** Set exercise **
Reproduce every line in the listing that contains the word "Lighting".

** Information shown **
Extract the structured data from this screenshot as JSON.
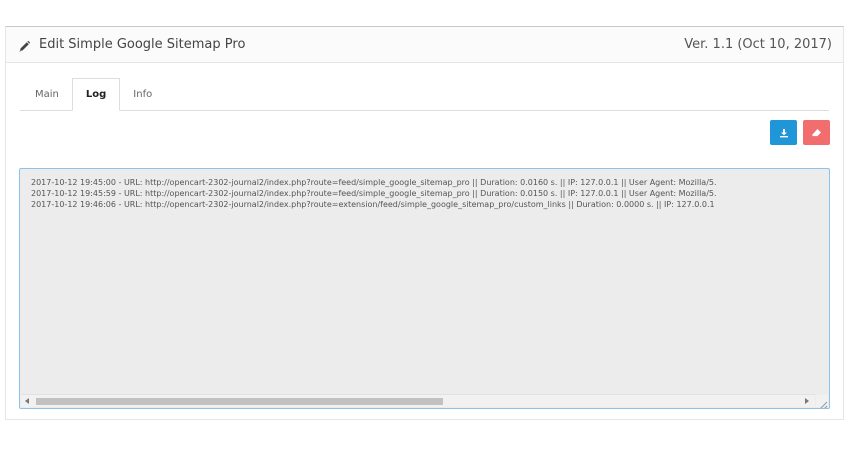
{
  "header": {
    "title": "Edit Simple Google Sitemap Pro",
    "version": "Ver. 1.1 (Oct 10, 2017)",
    "icon": "pencil-icon"
  },
  "tabs": [
    {
      "label": "Main",
      "active": false
    },
    {
      "label": "Log",
      "active": true
    },
    {
      "label": "Info",
      "active": false
    }
  ],
  "actions": {
    "download_icon": "download-icon",
    "erase_icon": "eraser-icon",
    "download_color": "#1f96d8",
    "erase_color": "#f26d6d"
  },
  "log": {
    "lines": [
      "2017-10-12 19:45:00 - URL: http://opencart-2302-journal2/index.php?route=feed/simple_google_sitemap_pro || Duration: 0.0160 s. || IP: 127.0.0.1 || User Agent: Mozilla/5.",
      "2017-10-12 19:45:59 - URL: http://opencart-2302-journal2/index.php?route=feed/simple_google_sitemap_pro || Duration: 0.0150 s. || IP: 127.0.0.1 || User Agent: Mozilla/5.",
      "2017-10-12 19:46:06 - URL: http://opencart-2302-journal2/index.php?route=extension/feed/simple_google_sitemap_pro/custom_links || Duration: 0.0000 s. || IP: 127.0.0.1"
    ]
  }
}
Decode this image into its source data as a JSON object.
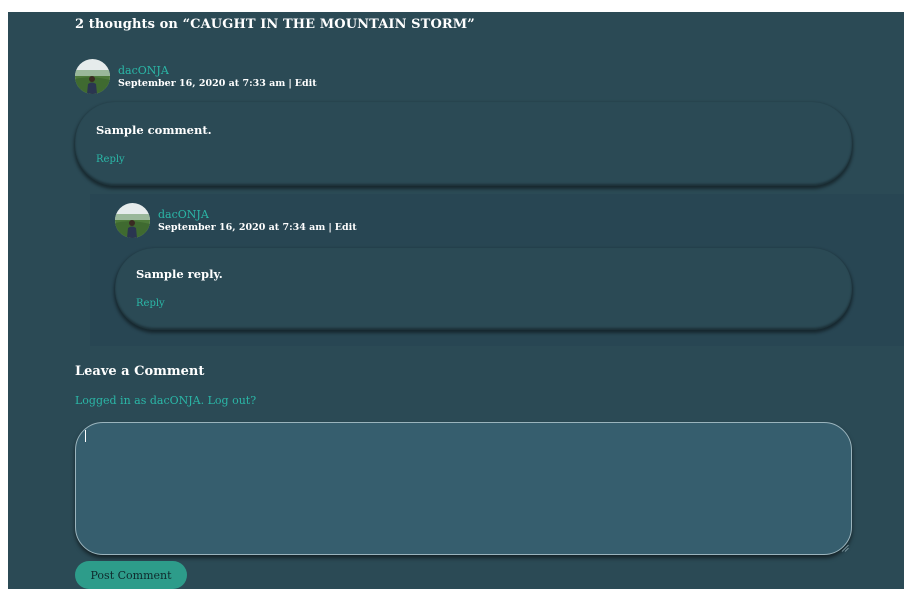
{
  "comments_title": "2 thoughts on “CAUGHT IN THE MOUNTAIN STORM”",
  "comments": [
    {
      "author": "dacONJA",
      "date": "September 16, 2020 at 7:33 am",
      "separator": "|",
      "edit_label": "Edit",
      "text": "Sample comment.",
      "reply_label": "Reply"
    },
    {
      "author": "dacONJA",
      "date": "September 16, 2020 at 7:34 am",
      "separator": "|",
      "edit_label": "Edit",
      "text": "Sample reply.",
      "reply_label": "Reply"
    }
  ],
  "respond": {
    "title": "Leave a Comment",
    "logged_in_prefix": "Logged in as ",
    "logged_in_user": "dacONJA",
    "logged_in_period": ". ",
    "logout_label": "Log out?",
    "comment_value": "",
    "submit_label": "Post Comment"
  },
  "colors": {
    "background": "#2b4a55",
    "accent": "#2bb7a7",
    "button": "#2d9c8a",
    "textarea": "#365e6e"
  },
  "icons": {
    "avatar": "user-avatar-photo",
    "resize": "resize-grip-icon"
  }
}
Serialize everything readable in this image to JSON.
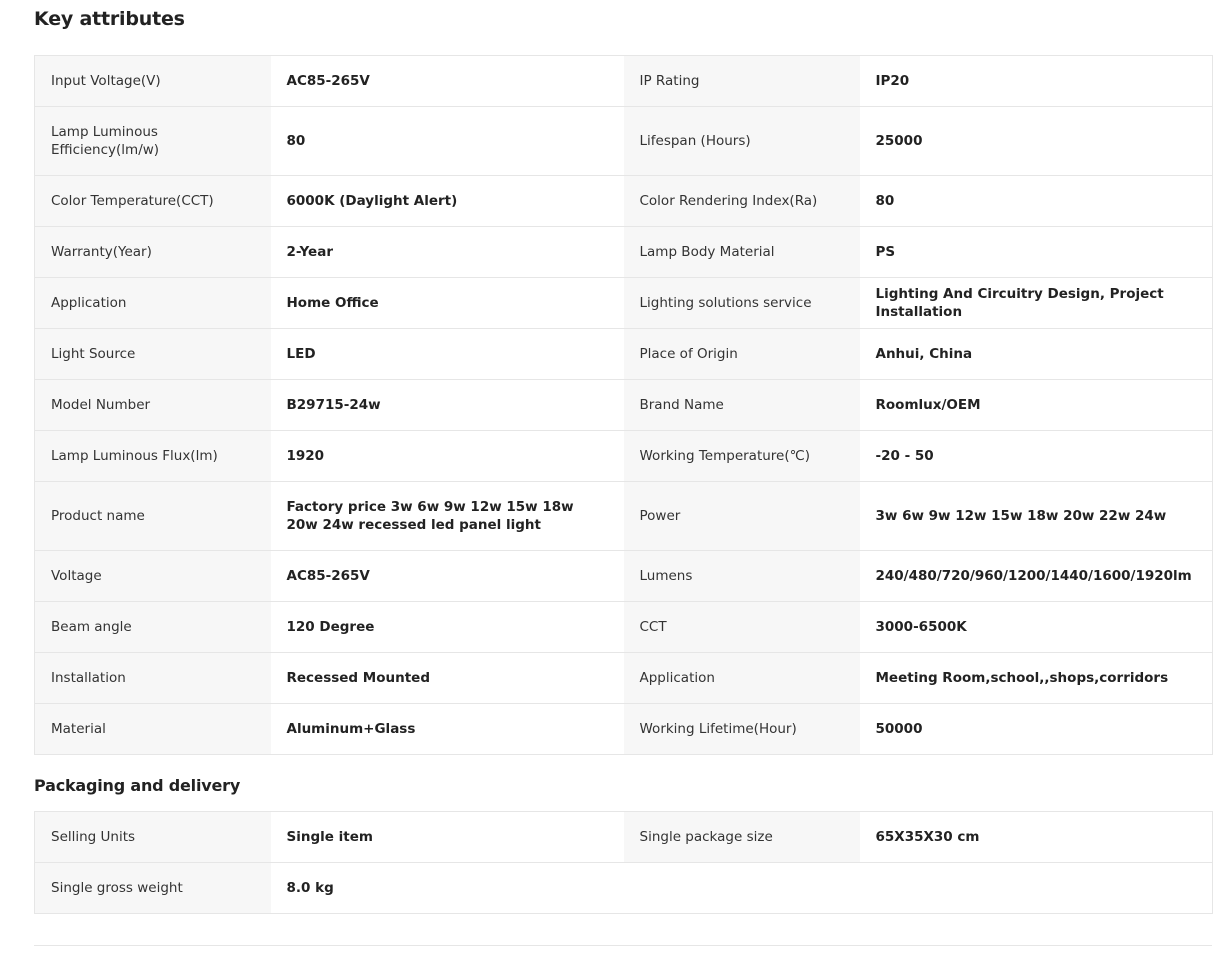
{
  "key_attributes": {
    "title": "Key attributes",
    "rows": [
      [
        {
          "k": "Input Voltage(V)",
          "v": "AC85-265V"
        },
        {
          "k": "IP Rating",
          "v": "IP20"
        }
      ],
      [
        {
          "k": "Lamp Luminous Efficiency(lm/w)",
          "v": "80"
        },
        {
          "k": "Lifespan (Hours)",
          "v": "25000"
        }
      ],
      [
        {
          "k": "Color Temperature(CCT)",
          "v": "6000K (Daylight Alert)"
        },
        {
          "k": "Color Rendering Index(Ra)",
          "v": "80"
        }
      ],
      [
        {
          "k": "Warranty(Year)",
          "v": "2-Year"
        },
        {
          "k": "Lamp Body Material",
          "v": "PS"
        }
      ],
      [
        {
          "k": "Application",
          "v": "Home Office"
        },
        {
          "k": "Lighting solutions service",
          "v": "Lighting And Circuitry Design, Project Installation"
        }
      ],
      [
        {
          "k": "Light Source",
          "v": "LED"
        },
        {
          "k": "Place of Origin",
          "v": "Anhui, China"
        }
      ],
      [
        {
          "k": "Model Number",
          "v": "B29715-24w"
        },
        {
          "k": "Brand Name",
          "v": "Roomlux/OEM"
        }
      ],
      [
        {
          "k": "Lamp Luminous Flux(lm)",
          "v": "1920"
        },
        {
          "k": "Working Temperature(℃)",
          "v": "-20 - 50"
        }
      ],
      [
        {
          "k": "Product name",
          "v": "Factory price 3w 6w 9w 12w 15w 18w 20w 24w recessed led panel light"
        },
        {
          "k": "Power",
          "v": "3w 6w 9w 12w 15w 18w 20w 22w 24w"
        }
      ],
      [
        {
          "k": "Voltage",
          "v": "AC85-265V"
        },
        {
          "k": "Lumens",
          "v": "240/480/720/960/1200/1440/1600/1920lm"
        }
      ],
      [
        {
          "k": "Beam angle",
          "v": "120 Degree"
        },
        {
          "k": "CCT",
          "v": "3000-6500K"
        }
      ],
      [
        {
          "k": "Installation",
          "v": "Recessed Mounted"
        },
        {
          "k": "Application",
          "v": "Meeting Room,school,,shops,corridors"
        }
      ],
      [
        {
          "k": "Material",
          "v": "Aluminum+Glass"
        },
        {
          "k": "Working Lifetime(Hour)",
          "v": "50000"
        }
      ]
    ]
  },
  "packaging": {
    "title": "Packaging and delivery",
    "rows": [
      [
        {
          "k": "Selling Units",
          "v": "Single item"
        },
        {
          "k": "Single package size",
          "v": "65X35X30 cm"
        }
      ],
      [
        {
          "k": "Single gross weight",
          "v": "8.0 kg"
        },
        {
          "k": "",
          "v": ""
        }
      ]
    ]
  }
}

** Answer to this task **
          "k": "Lighting solutions service",
          "v": "Lighting And Circuitry Design, Project Installation"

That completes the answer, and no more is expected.